> **Requisitos do exercício**
Reproduza sem alterações as linhas dos itens abaixo, da linha que contém "bookmark-icon [238,118,250,134]" até a linha que contém "repost-count: 460 [107,120,124,132]", incluindo as duas.

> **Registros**
◆ ◆ ◆ ◆

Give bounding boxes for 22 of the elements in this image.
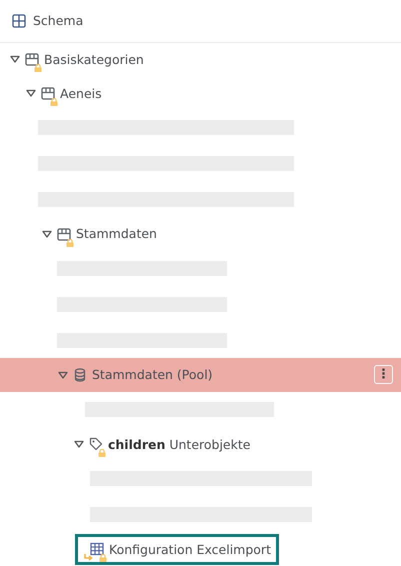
expand-triangle-icon[interactable] bbox=[74, 440, 84, 448]
expand-triangle-icon[interactable] bbox=[26, 89, 36, 98]
tag-icon bbox=[89, 437, 103, 452]
tree-item-label[interactable]: Aeneis bbox=[60, 86, 102, 101]
grid-icon bbox=[12, 14, 26, 28]
tree-item-label[interactable]: Basiskategorien bbox=[44, 52, 144, 67]
tree-item-label[interactable]: Stammdaten bbox=[76, 226, 157, 242]
table-icon bbox=[90, 542, 104, 556]
expand-triangle-icon[interactable] bbox=[42, 230, 52, 238]
database-icon bbox=[73, 368, 87, 382]
expand-triangle-icon[interactable] bbox=[58, 370, 68, 379]
expand-triangle-icon[interactable] bbox=[10, 55, 20, 64]
panel-title: Schema bbox=[33, 13, 84, 28]
more-options-button[interactable]: ⋮ bbox=[374, 365, 393, 384]
tree-item[interactable]: Konfiguration Excelimport bbox=[75, 534, 279, 565]
box-icon bbox=[41, 86, 55, 100]
tree-item-label[interactable]: children Unterobjekte bbox=[108, 436, 250, 452]
tree-row[interactable]: Stammdaten (Pool) ⋮ bbox=[0, 358, 401, 392]
box-icon bbox=[57, 226, 71, 241]
box-icon bbox=[25, 52, 39, 66]
tree-item-label[interactable]: Konfiguration Excelimport bbox=[109, 542, 271, 557]
tree-item-label[interactable]: Stammdaten (Pool) bbox=[92, 367, 213, 382]
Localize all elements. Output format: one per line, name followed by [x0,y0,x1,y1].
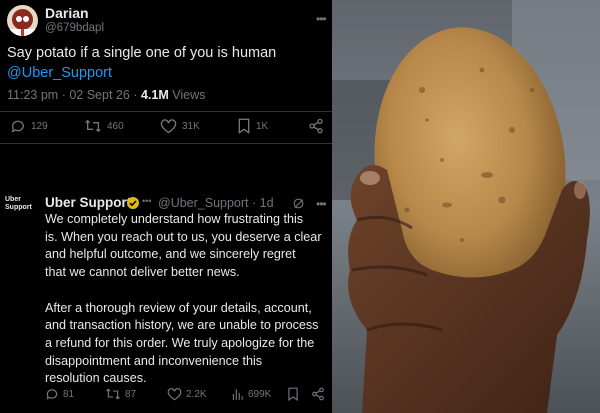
bookmark-icon [238,118,250,134]
tweet-date[interactable]: 02 Sept 26 [69,88,129,102]
author-name[interactable]: Uber Support [45,195,131,210]
bookmark-button[interactable]: 1K [237,118,268,134]
bookmark-count: 1K [256,120,269,132]
repost-count: 460 [107,120,124,132]
like-count: 31K [182,120,200,132]
tweet-text: Say potato if a single one of you is hum… [7,45,277,61]
author-handle[interactable]: @Uber_Support · 1d [158,196,274,210]
potato-photo-illustration [332,0,600,413]
meta-separator: · [133,88,138,102]
avatar[interactable] [7,5,38,36]
like-count: 2.2K [186,388,207,400]
affiliate-icon: ••• [142,196,152,206]
repost-button[interactable]: 87 [105,387,136,401]
share-icon [312,387,324,401]
views-button[interactable]: 699K [231,387,271,401]
bookmark-button[interactable] [287,387,299,401]
author-name[interactable]: Darian [45,5,89,21]
text-line: We completely understand how frustrating… [45,212,304,226]
like-icon [160,119,177,134]
views-count: 699K [248,388,272,400]
uber-support-avatar[interactable]: Uber Support [5,196,41,224]
reply-text: We completely understand how frustrating… [45,211,330,388]
repost-count: 87 [125,388,137,400]
repost-icon [106,388,120,400]
avatar-text: Support [5,204,32,211]
reply-icon [11,120,24,133]
reply-button[interactable]: 129 [10,118,48,134]
mention-link[interactable]: @Uber_Support [7,63,112,83]
repost-button[interactable]: 460 [84,118,124,134]
more-icon[interactable]: ••• [316,12,327,26]
text-line: After a thorough review of your details,… [45,300,312,315]
tweet-time[interactable]: 11:23 pm [7,88,58,102]
divider [0,111,332,112]
potato-photo [332,0,600,413]
action-bar: 81 87 2.2K 699K [45,386,330,402]
reply-count: 129 [31,120,48,132]
author-handle[interactable]: @679bdapl [45,22,104,34]
text-line: a refund for this order. We truly apolog… [45,335,315,350]
views-icon [232,389,243,400]
text-line: and transaction history, we are unable t… [45,318,319,333]
reply-button[interactable]: 81 [45,387,74,401]
text-line: is. When you reach out to us, you deserv… [45,229,322,244]
verified-badge-icon [127,197,139,209]
action-bar: 129 460 31K 1K [10,118,328,134]
text-line: disappointment and inconvenience this [45,353,263,368]
like-button[interactable]: 2.2K [167,387,207,401]
tweet-panel: Darian @679bdapl ••• Say potato if a sin… [0,0,332,413]
like-icon [167,388,182,401]
avatar-text: Uber [5,196,21,203]
divider [0,143,332,144]
share-button[interactable] [311,387,325,401]
views-count: 4.1M [140,88,169,102]
reply-count: 81 [63,388,75,400]
repost-icon [85,119,101,133]
share-button[interactable] [308,118,324,134]
tweet-meta: 11:23 pm · 02 Sept 26 · 4.1M Views [7,88,205,102]
more-icon[interactable]: ••• [316,197,327,211]
share-icon [309,118,323,134]
like-button[interactable]: 31K [160,118,200,134]
meta-separator: · [61,88,66,102]
reply-icon [46,389,58,400]
bookmark-icon [288,387,298,401]
views-label: Views [172,88,206,102]
text-line: and helpful outcome, and we sincerely re… [45,247,296,262]
text-line: that we cannot deliver better news. [45,265,240,280]
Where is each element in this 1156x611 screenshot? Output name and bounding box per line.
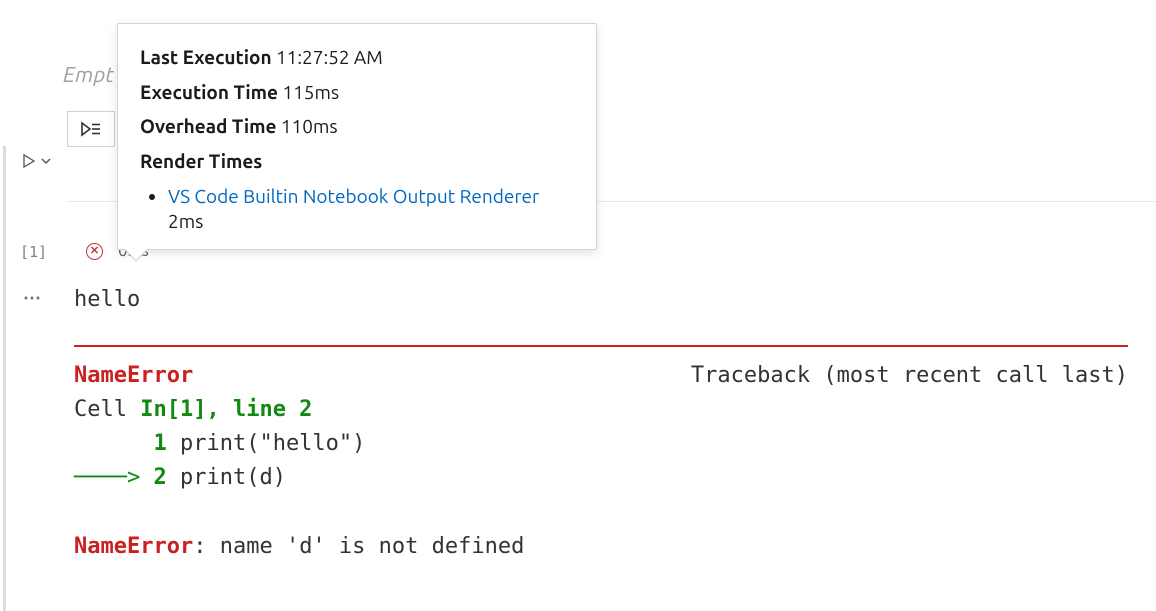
toggle-line-by-line-button[interactable] [67,111,115,147]
error-divider [74,345,1128,347]
tt-label-2: Overhead Time [140,115,276,137]
stdout-text: hello [74,283,1128,317]
traceback-header: Traceback (most recent call last) [691,359,1128,393]
step-icon [80,121,102,137]
cell-output: hello NameError Traceback (most recent c… [74,283,1128,564]
output-more-actions[interactable]: ⋯ [23,288,43,309]
run-cell-button[interactable] [18,150,40,172]
tb-lineno-2: 2 [153,465,166,490]
cell-label-prefix: Cell [74,397,140,422]
arrow-icon: ────> [74,465,153,490]
cell-focus-bar [3,146,6,611]
cell-line-label: , line 2 [206,397,312,422]
error-class: NameError [74,359,193,393]
tt-render-label: Render Times [140,150,262,172]
run-dropdown-chevron[interactable] [40,154,52,170]
play-icon [21,153,37,169]
renderer-link[interactable]: VS Code Builtin Notebook Output Renderer [168,185,539,207]
renderer-time: 2ms [168,210,203,232]
execution-count: [1] [20,243,47,261]
cell-in-label: In[1] [140,397,206,422]
chevron-down-icon [40,155,52,167]
final-error-class: NameError [74,534,193,559]
tt-label-0: Last Execution [140,46,272,68]
tb-lineno-1: 1 [153,431,166,456]
tt-val-0: 11:27:52 AM [276,46,383,68]
final-error-sep: : [193,534,220,559]
tt-val-1: 115ms [282,81,339,103]
tb-code-1: print("hello") [167,431,366,456]
error-status-icon[interactable]: ✕ [86,243,103,260]
execution-timing-tooltip: Last Execution 11:27:52 AM Execution Tim… [117,23,597,250]
final-error-msg: name 'd' is not defined [220,534,525,559]
tt-val-2: 110ms [281,115,338,137]
tb-code-2: print(d) [167,465,286,490]
tt-label-1: Execution Time [140,81,278,103]
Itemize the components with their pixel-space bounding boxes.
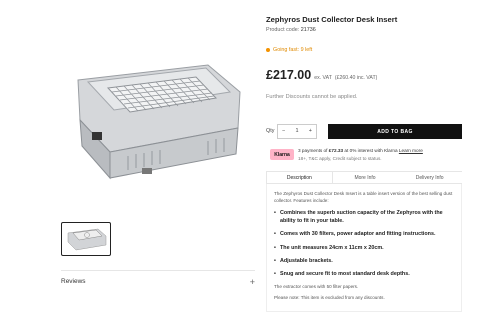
feature-item: The unit measures 24cm x 11cm x 20cm. [274,244,454,252]
feature-item: Combines the superb suction capacity of … [274,209,454,225]
product-main-image[interactable] [58,40,250,190]
tab-description[interactable]: Description [266,172,333,183]
tab-more-info[interactable]: More Info [333,172,398,183]
product-code: Product code: 21736 [266,27,316,33]
klarna-amount: £72.33 [328,148,344,153]
expand-plus-icon[interactable]: + [250,277,255,287]
add-to-bag-button[interactable]: ADD TO BAG [328,124,462,139]
stock-dot-icon [266,48,270,52]
tab-delivery-info[interactable]: Delivery Info [397,172,462,183]
product-code-label: Product code: [266,27,300,33]
feature-item: Snug and secure fit to most standard des… [274,270,454,278]
product-thumbnail[interactable] [61,222,111,256]
quantity-stepper[interactable]: − 1 + [277,124,317,139]
stock-status: Going fast: 9 left [266,47,312,53]
qty-decrease-button[interactable]: − [282,128,285,135]
klarna-promo: Klarna 3 payments of £72.33 at 0% intere… [270,147,423,162]
qty-increase-button[interactable]: + [309,128,312,135]
klarna-logo: Klarna [270,149,294,160]
reviews-accordion[interactable]: Reviews + [61,270,255,292]
qty-label: Qty [266,128,275,134]
klarna-line1-b: at 0% interest with Klarna [343,148,399,153]
discount-note: Further Discounts cannot be applied. [266,94,358,100]
klarna-learn-more-link[interactable]: Learn more [399,148,423,153]
description-extra: The extractor comes with 50 filter paper… [274,283,359,289]
feature-item: Comes with 30 filters, power adaptor and… [274,230,454,238]
description-panel: The Zephyros Dust Collector Desk Insert … [266,184,462,312]
price: £217.00 [266,68,312,82]
stock-text: Going fast: 9 left [273,47,313,53]
inc-vat-price: (£260.40 inc. VAT) [334,75,378,81]
qty-value[interactable]: 1 [295,128,298,135]
product-code-value: 21736 [300,27,316,33]
description-note: Please note: This item is excluded from … [274,294,385,300]
description-intro: The Zephyros Dust Collector Desk Insert … [274,191,453,204]
klarna-terms: 18+, T&C apply, Credit subject to status… [298,155,382,161]
klarna-text: 3 payments of £72.33 at 0% interest with… [298,147,423,162]
feature-item: Adjustable brackets. [274,257,454,265]
feature-list: Combines the superb suction capacity of … [274,209,454,278]
info-tabs: Description More Info Delivery Info [266,171,462,184]
reviews-label: Reviews [61,278,86,285]
ex-vat-label: ex. VAT [314,75,332,81]
klarna-line1-a: 3 payments of [298,148,329,153]
product-title: Zephyros Dust Collector Desk Insert [266,15,398,24]
price-block: £217.00 ex. VAT (£260.40 inc. VAT) [266,68,377,82]
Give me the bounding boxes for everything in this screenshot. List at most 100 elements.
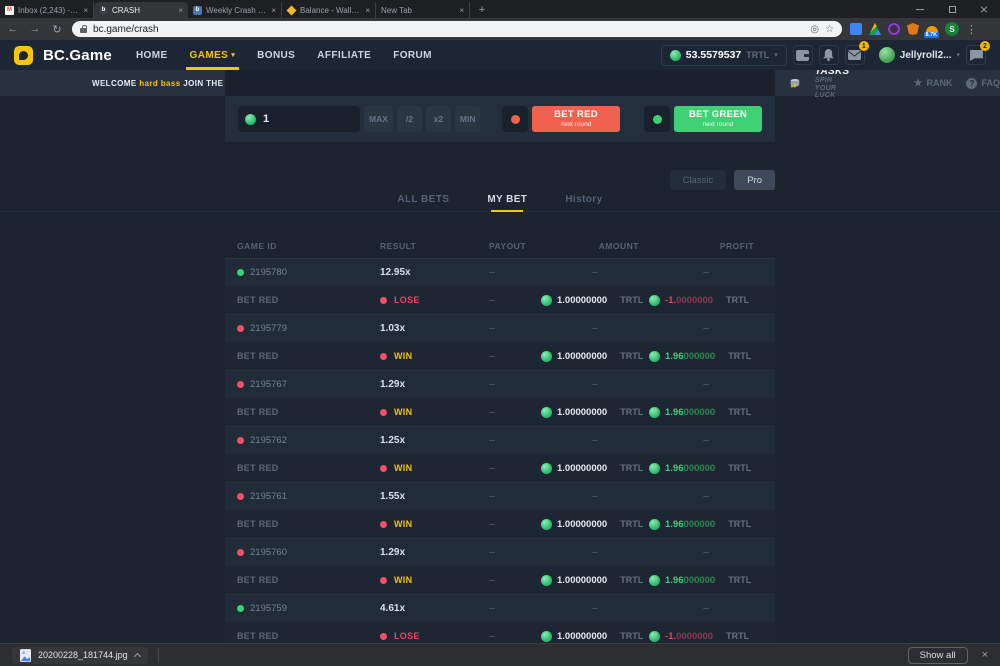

◆ ◆ ◆ ◆

> **Resposta da tarefa**
bookmark-icon [238,118,250,134]
tweet-date[interactable]: 02 Sept 26 [69,88,129,102]
author-name[interactable]: Uber Support [45,195,131,210]
bookmark-button[interactable]: 1K [237,118,268,134]
bookmark-count: 1K [256,120,269,132]
repost-count: 460 [107,120,124,132]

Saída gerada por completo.